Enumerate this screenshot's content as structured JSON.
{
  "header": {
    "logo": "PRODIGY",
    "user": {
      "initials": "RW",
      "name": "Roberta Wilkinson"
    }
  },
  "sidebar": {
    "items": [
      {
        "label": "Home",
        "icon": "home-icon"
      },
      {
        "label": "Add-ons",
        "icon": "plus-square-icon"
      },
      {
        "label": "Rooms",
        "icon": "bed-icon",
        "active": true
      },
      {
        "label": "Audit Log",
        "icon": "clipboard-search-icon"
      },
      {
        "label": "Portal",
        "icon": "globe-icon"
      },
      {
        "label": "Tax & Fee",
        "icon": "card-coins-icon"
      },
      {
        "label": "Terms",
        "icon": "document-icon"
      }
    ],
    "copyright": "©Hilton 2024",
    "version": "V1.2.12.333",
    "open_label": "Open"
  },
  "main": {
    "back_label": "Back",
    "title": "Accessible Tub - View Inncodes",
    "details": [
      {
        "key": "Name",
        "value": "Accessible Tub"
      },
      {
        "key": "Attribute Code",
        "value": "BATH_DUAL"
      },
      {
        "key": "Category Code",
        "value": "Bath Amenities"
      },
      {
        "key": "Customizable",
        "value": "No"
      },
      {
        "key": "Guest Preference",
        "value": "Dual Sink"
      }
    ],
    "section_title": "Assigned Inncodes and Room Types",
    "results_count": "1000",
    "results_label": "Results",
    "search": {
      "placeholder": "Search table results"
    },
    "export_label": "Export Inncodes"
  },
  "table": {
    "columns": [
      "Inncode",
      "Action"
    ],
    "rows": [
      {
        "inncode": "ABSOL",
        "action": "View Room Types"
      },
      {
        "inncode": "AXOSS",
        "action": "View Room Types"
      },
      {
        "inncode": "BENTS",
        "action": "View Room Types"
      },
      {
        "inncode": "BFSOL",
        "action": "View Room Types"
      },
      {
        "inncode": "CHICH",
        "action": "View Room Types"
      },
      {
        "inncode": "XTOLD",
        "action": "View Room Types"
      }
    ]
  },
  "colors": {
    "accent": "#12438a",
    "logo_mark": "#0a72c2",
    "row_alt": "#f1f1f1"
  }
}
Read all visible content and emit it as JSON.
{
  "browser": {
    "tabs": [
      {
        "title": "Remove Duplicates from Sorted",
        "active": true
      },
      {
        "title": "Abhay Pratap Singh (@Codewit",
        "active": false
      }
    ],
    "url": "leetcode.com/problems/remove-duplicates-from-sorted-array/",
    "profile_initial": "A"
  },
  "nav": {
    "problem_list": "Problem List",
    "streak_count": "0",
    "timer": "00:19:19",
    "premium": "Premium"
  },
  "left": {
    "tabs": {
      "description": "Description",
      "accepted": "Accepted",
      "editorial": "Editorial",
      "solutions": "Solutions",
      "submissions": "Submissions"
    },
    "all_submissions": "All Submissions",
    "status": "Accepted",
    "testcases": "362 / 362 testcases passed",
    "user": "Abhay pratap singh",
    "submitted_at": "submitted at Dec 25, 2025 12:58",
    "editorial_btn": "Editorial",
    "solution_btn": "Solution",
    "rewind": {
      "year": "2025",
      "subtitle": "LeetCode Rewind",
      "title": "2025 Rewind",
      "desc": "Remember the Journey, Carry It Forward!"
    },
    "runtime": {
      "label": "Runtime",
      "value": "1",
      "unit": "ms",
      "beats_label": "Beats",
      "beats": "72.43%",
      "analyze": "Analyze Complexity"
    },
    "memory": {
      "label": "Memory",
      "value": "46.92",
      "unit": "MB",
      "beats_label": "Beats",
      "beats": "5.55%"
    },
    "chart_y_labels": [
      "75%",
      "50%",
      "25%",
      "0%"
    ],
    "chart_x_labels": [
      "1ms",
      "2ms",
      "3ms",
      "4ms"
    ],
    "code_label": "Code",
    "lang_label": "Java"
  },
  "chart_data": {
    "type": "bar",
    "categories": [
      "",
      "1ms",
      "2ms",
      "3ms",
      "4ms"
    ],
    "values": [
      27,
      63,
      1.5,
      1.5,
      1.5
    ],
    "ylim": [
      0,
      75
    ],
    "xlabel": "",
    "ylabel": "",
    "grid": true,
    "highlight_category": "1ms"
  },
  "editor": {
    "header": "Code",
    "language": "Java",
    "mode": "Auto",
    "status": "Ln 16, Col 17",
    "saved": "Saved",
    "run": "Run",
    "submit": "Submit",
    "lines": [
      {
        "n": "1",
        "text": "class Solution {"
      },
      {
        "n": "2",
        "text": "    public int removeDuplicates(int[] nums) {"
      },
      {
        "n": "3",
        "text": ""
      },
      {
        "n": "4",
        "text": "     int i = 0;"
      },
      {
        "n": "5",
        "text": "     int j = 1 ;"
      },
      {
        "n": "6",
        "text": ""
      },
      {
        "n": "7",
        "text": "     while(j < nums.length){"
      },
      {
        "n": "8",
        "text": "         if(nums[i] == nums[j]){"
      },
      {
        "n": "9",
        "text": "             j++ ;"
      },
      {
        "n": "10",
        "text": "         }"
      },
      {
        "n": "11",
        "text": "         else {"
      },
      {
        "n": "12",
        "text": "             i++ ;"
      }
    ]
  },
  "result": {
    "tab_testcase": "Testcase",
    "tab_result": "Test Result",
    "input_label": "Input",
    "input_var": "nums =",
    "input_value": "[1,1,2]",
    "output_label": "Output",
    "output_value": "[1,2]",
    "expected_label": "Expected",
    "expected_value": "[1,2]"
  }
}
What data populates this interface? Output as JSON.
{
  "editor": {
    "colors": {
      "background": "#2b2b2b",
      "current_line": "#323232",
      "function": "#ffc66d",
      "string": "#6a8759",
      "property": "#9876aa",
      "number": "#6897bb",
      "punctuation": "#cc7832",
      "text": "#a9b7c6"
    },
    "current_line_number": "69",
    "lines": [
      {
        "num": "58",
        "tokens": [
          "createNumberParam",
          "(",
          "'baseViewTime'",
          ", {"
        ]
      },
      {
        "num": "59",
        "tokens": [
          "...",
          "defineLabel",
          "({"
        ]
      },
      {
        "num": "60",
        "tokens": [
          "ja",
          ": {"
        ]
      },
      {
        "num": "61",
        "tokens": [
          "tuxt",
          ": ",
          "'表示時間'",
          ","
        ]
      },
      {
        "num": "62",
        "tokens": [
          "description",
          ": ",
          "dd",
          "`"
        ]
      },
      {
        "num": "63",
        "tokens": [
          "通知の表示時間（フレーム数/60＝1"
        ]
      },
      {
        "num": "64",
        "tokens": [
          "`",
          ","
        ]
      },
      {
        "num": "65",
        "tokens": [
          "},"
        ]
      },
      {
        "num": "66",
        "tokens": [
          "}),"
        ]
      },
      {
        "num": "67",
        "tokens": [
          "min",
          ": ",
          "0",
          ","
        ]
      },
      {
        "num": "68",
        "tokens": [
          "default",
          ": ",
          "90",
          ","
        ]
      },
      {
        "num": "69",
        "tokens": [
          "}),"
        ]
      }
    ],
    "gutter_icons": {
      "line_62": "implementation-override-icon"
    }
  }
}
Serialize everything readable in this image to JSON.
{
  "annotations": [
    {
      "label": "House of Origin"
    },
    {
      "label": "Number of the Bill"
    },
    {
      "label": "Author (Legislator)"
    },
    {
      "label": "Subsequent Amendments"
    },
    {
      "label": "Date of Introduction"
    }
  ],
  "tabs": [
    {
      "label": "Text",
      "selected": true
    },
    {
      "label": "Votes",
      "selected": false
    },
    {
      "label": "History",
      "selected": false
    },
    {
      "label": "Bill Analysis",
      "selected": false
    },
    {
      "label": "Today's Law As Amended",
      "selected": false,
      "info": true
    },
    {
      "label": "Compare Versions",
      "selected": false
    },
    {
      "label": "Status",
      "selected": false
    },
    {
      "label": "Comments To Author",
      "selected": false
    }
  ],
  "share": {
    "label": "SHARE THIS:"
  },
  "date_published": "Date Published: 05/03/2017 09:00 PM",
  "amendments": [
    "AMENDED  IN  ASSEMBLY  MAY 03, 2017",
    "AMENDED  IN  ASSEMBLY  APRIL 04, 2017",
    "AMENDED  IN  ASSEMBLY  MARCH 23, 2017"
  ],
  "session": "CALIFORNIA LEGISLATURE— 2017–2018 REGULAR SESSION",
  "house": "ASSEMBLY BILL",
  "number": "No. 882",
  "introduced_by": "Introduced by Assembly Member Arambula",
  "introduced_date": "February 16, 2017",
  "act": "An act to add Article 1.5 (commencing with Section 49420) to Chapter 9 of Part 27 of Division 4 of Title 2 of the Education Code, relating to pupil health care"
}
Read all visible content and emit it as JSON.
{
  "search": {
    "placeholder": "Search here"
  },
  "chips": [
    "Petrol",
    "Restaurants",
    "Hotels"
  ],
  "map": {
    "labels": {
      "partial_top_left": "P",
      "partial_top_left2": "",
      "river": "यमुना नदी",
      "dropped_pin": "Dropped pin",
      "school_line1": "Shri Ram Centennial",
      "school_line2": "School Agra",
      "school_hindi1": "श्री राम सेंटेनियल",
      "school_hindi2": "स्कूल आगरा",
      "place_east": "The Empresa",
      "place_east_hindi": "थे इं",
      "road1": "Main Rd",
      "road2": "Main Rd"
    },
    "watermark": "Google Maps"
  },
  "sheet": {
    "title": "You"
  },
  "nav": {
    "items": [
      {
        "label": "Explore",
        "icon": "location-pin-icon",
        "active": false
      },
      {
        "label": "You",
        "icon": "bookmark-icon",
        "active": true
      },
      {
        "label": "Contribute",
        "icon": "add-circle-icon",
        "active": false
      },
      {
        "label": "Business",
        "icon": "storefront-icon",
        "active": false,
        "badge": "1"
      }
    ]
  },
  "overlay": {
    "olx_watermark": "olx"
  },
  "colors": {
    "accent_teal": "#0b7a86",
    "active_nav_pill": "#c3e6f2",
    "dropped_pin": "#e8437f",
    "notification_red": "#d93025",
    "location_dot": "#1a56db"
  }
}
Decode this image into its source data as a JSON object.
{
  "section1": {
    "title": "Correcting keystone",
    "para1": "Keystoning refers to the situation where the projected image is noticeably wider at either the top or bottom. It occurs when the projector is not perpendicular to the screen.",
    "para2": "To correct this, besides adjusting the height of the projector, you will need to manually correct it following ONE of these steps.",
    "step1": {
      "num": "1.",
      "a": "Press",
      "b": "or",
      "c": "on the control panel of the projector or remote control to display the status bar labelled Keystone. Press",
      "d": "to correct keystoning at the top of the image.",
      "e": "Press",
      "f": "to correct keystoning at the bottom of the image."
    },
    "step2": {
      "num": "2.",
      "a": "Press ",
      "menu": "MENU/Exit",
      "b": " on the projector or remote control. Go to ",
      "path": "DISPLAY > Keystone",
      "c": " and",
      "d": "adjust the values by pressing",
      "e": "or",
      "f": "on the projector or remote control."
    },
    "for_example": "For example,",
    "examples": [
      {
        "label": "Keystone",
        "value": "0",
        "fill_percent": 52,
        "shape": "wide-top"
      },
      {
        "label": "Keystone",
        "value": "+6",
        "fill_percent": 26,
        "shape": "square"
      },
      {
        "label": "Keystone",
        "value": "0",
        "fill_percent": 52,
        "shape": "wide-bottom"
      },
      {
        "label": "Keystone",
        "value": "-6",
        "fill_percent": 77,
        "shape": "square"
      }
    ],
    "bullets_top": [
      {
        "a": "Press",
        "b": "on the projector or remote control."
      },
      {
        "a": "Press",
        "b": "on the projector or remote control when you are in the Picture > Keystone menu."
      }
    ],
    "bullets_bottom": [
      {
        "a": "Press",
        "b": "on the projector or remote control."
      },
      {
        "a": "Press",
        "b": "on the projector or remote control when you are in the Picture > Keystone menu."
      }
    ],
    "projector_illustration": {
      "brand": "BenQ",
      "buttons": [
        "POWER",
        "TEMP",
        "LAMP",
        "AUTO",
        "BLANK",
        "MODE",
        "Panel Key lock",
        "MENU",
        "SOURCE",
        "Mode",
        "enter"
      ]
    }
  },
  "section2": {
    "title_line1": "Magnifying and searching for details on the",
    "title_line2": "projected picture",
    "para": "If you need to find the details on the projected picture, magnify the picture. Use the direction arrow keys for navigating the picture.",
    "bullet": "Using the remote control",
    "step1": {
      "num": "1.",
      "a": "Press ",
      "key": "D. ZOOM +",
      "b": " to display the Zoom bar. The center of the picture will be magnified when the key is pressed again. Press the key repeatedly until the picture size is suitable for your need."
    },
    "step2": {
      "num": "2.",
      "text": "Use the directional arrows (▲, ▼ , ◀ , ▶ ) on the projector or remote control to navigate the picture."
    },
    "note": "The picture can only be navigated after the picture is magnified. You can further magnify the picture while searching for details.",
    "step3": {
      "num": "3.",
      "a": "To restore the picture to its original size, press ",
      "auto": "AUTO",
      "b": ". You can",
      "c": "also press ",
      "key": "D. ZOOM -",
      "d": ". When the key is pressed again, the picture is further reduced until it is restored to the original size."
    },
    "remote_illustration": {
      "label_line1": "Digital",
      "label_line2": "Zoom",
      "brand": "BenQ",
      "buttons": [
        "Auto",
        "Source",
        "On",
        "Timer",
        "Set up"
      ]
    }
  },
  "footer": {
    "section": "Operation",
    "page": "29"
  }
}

*To be done*.
Return each line where "searching" shows up.

*Output for this exercise*.
    "title_line1": "Magnifying and searching for details on the",
    "note": "The picture can only be navigated after the picture is magnified. You can further magnify the picture while searching for details.",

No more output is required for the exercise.